── The data ──

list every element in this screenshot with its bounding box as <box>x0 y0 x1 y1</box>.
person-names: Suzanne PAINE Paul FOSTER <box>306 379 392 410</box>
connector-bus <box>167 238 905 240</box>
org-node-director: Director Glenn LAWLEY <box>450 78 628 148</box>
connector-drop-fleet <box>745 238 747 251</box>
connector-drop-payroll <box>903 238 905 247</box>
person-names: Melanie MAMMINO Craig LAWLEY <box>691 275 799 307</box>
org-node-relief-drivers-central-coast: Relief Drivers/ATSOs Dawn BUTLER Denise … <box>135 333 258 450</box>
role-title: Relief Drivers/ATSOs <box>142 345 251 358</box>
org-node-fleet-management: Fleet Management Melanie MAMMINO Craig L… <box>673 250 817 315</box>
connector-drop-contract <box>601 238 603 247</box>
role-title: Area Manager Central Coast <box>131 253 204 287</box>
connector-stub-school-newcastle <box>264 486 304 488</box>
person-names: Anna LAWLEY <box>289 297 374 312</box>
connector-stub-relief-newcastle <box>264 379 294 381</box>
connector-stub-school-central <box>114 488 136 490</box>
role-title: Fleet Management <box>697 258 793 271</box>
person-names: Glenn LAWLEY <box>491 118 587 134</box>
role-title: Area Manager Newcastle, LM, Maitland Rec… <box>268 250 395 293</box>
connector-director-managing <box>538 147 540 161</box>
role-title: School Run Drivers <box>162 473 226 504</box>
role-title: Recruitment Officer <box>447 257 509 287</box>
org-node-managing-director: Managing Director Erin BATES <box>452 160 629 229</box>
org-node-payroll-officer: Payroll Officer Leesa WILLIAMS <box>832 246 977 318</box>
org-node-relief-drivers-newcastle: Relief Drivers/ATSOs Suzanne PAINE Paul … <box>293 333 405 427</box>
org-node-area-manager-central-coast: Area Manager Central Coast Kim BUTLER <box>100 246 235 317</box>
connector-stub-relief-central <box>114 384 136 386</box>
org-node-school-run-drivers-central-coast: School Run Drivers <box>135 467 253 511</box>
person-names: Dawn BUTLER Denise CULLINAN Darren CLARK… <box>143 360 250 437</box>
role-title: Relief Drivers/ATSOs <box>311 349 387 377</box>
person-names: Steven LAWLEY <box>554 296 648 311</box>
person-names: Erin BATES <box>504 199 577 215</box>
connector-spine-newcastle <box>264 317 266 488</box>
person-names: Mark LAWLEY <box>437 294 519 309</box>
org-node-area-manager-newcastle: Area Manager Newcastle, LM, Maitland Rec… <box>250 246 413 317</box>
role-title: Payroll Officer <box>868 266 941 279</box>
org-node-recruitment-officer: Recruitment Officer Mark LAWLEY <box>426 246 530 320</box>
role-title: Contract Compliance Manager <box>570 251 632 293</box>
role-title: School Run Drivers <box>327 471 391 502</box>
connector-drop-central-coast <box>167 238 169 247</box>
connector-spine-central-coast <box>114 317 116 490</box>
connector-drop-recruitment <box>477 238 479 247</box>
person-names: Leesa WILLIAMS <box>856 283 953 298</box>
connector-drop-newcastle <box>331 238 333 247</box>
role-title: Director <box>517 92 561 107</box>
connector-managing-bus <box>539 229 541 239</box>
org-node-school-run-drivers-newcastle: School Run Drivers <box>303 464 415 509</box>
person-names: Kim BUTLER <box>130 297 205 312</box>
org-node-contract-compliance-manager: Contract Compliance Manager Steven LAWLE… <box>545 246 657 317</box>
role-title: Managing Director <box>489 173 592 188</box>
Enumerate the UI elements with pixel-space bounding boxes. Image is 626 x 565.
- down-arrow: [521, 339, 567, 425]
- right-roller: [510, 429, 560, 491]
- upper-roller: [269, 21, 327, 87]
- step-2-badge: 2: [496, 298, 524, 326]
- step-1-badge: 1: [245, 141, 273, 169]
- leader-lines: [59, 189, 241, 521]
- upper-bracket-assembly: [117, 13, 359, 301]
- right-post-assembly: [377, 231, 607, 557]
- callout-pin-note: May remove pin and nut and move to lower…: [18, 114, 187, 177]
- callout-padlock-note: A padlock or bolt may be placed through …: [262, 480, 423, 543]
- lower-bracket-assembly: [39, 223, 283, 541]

───

Can you write out, word for word, every line of the items from the very beginning through the line that contains "connector-stub-relief-central <box>114 384", with that line included?

list every element in this screenshot with its bounding box as <box>x0 y0 x1 y1</box>.
person-names: Suzanne PAINE Paul FOSTER <box>306 379 392 410</box>
connector-bus <box>167 238 905 240</box>
org-node-director: Director Glenn LAWLEY <box>450 78 628 148</box>
connector-drop-fleet <box>745 238 747 251</box>
connector-drop-payroll <box>903 238 905 247</box>
person-names: Melanie MAMMINO Craig LAWLEY <box>691 275 799 307</box>
org-node-relief-drivers-central-coast: Relief Drivers/ATSOs Dawn BUTLER Denise … <box>135 333 258 450</box>
role-title: Relief Drivers/ATSOs <box>142 345 251 358</box>
org-node-fleet-management: Fleet Management Melanie MAMMINO Craig L… <box>673 250 817 315</box>
connector-drop-contract <box>601 238 603 247</box>
role-title: Area Manager Central Coast <box>131 253 204 287</box>
connector-stub-school-newcastle <box>264 486 304 488</box>
person-names: Anna LAWLEY <box>289 297 374 312</box>
connector-stub-relief-newcastle <box>264 379 294 381</box>
connector-stub-school-central <box>114 488 136 490</box>
role-title: Fleet Management <box>697 258 793 271</box>
person-names: Glenn LAWLEY <box>491 118 587 134</box>
role-title: Area Manager Newcastle, LM, Maitland Rec… <box>268 250 395 293</box>
connector-director-managing <box>538 147 540 161</box>
role-title: School Run Drivers <box>162 473 226 504</box>
role-title: Recruitment Officer <box>447 257 509 287</box>
org-node-managing-director: Managing Director Erin BATES <box>452 160 629 229</box>
org-node-payroll-officer: Payroll Officer Leesa WILLIAMS <box>832 246 977 318</box>
org-node-relief-drivers-newcastle: Relief Drivers/ATSOs Suzanne PAINE Paul … <box>293 333 405 427</box>
org-node-area-manager-central-coast: Area Manager Central Coast Kim BUTLER <box>100 246 235 317</box>
connector-stub-relief-central <box>114 384 136 386</box>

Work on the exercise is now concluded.